---------- Data listing
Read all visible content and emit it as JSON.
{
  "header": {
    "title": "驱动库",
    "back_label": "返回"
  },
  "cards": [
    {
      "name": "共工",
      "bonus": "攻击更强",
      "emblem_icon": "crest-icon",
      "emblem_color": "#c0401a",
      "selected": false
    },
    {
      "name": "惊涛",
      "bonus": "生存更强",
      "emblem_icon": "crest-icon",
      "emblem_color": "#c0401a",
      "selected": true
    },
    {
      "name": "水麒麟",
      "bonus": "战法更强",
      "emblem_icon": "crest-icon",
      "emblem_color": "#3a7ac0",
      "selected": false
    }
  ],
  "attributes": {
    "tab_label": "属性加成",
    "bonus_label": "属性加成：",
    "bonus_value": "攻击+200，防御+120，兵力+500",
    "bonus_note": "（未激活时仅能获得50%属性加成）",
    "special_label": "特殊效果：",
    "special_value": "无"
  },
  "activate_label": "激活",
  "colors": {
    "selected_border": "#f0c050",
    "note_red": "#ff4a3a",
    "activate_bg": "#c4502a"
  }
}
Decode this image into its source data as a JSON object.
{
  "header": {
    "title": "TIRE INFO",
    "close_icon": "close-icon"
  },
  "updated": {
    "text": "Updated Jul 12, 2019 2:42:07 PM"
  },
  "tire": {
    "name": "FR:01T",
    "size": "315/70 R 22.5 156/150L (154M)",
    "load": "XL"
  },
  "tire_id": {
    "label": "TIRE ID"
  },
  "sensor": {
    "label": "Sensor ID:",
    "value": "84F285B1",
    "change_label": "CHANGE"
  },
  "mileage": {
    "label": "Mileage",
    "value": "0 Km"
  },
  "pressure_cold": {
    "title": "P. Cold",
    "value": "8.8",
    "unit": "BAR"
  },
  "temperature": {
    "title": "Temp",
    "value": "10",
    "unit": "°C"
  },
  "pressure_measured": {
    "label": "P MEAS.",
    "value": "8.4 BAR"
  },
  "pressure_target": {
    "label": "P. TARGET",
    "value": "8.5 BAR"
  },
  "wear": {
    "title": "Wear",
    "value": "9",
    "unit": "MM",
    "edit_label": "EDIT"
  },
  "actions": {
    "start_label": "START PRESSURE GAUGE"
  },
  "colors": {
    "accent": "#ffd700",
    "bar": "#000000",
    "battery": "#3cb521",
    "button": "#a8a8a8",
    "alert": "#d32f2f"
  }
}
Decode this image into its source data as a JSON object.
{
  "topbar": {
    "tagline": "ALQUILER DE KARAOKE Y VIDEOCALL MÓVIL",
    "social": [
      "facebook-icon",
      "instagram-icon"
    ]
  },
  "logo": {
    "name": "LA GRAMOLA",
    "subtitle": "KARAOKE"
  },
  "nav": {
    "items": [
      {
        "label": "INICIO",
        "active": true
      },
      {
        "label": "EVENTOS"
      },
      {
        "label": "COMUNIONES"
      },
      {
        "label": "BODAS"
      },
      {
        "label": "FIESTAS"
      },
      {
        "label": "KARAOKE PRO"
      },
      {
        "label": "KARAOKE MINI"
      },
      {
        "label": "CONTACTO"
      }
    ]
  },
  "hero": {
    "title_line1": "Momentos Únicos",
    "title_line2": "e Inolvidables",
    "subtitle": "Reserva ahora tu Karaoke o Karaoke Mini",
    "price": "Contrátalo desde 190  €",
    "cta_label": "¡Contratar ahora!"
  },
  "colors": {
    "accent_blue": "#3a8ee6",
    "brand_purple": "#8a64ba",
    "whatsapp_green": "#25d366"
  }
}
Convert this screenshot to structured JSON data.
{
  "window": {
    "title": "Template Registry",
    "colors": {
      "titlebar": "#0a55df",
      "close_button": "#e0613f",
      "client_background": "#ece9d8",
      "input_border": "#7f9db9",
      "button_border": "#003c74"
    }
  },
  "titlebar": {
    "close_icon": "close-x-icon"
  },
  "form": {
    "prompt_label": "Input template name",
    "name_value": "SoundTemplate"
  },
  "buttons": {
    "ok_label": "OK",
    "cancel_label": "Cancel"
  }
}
--------------------
**Work to complete**
Reproduce each record exactly, leaving nothing out.

**Full response**
Read all visible content and emit it as JSON.
{
  "header": {
    "title": "驱动库",
    "back_label": "返回"
  },
  "cards": [
    {
      "name": "共工",
      "bonus": "攻击更强",
      "emblem_icon": "crest-icon",
      "emblem_color": "#c0401a",
      "selected": false
    },
    {
      "name": "惊涛",
      "bonus": "生存更强",
      "emblem_icon": "crest-icon",
      "emblem_color": "#c0401a",
      "selected": true
    },
    {
      "name": "水麒麟",
      "bonus": "战法更强",
      "emblem_icon": "crest-icon",
      "emblem_color": "#3a7ac0",
      "selected": false
    }
  ],
  "attributes": {
    "tab_label": "属性加成",
    "bonus_label": "属性加成：",
    "bonus_value": "攻击+200，防御+120，兵力+500",
    "bonus_note": "（未激活时仅能获得50%属性加成）",
    "special_label": "特殊效果：",
    "special_value": "无"
  },
  "activate_label": "激活",
  "colors": {
    "selected_border": "#f0c050",
    "note_red": "#ff4a3a",
    "activate_bg": "#c4502a"
  }
}
Decode this image into its source data as a JSON object.
{
  "header": {
    "title": "TIRE INFO",
    "close_icon": "close-icon"
  },
  "updated": {
    "text": "Updated Jul 12, 2019 2:42:07 PM"
  },
  "tire": {
    "name": "FR:01T",
    "size": "315/70 R 22.5 156/150L (154M)",
    "load": "XL"
  },
  "tire_id": {
    "label": "TIRE ID"
  },
  "sensor": {
    "label": "Sensor ID:",
    "value": "84F285B1",
    "change_label": "CHANGE"
  },
  "mileage": {
    "label": "Mileage",
    "value": "0 Km"
  },
  "pressure_cold": {
    "title": "P. Cold",
    "value": "8.8",
    "unit": "BAR"
  },
  "temperature": {
    "title": "Temp",
    "value": "10",
    "unit": "°C"
  },
  "pressure_measured": {
    "label": "P MEAS.",
    "value": "8.4 BAR"
  },
  "pressure_target": {
    "label": "P. TARGET",
    "value": "8.5 BAR"
  },
  "wear": {
    "title": "Wear",
    "value": "9",
    "unit": "MM",
    "edit_label": "EDIT"
  },
  "actions": {
    "start_label": "START PRESSURE GAUGE"
  },
  "colors": {
    "accent": "#ffd700",
    "bar": "#000000",
    "battery": "#3cb521",
    "button": "#a8a8a8",
    "alert": "#d32f2f"
  }
}
Decode this image into its source data as a JSON object.
{
  "topbar": {
    "tagline": "ALQUILER DE KARAOKE Y VIDEOCALL MÓVIL",
    "social": [
      "facebook-icon",
      "instagram-icon"
    ]
  },
  "logo": {
    "name": "LA GRAMOLA",
    "subtitle": "KARAOKE"
  },
  "nav": {
    "items": [
      {
        "label": "INICIO",
        "active": true
      },
      {
        "label": "EVENTOS"
      },
      {
        "label": "COMUNIONES"
      },
      {
        "label": "BODAS"
      },
      {
        "label": "FIESTAS"
      },
      {
        "label": "KARAOKE PRO"
      },
      {
        "label": "KARAOKE MINI"
      },
      {
        "label": "CONTACTO"
      }
    ]
  },
  "hero": {
    "title_line1": "Momentos Únicos",
    "title_line2": "e Inolvidables",
    "subtitle": "Reserva ahora tu Karaoke o Karaoke Mini",
    "price": "Contrátalo desde 190  €",
    "cta_label": "¡Contratar ahora!"
  },
  "colors": {
    "accent_blue": "#3a8ee6",
    "brand_purple": "#8a64ba",
    "whatsapp_green": "#25d366"
  }
}
Convert this screenshot to structured JSON data.
{
  "window": {
    "title": "Template Registry",
    "colors": {
      "titlebar": "#0a55df",
      "close_button": "#e0613f",
      "client_background": "#ece9d8",
      "input_border": "#7f9db9",
      "button_border": "#003c74"
    }
  },
  "titlebar": {
    "close_icon": "close-x-icon"
  },
  "form": {
    "prompt_label": "Input template name",
    "name_value": "SoundTemplate"
  },
  "buttons": {
    "ok_label": "OK",
    "cancel_label": "Cancel"
  }
}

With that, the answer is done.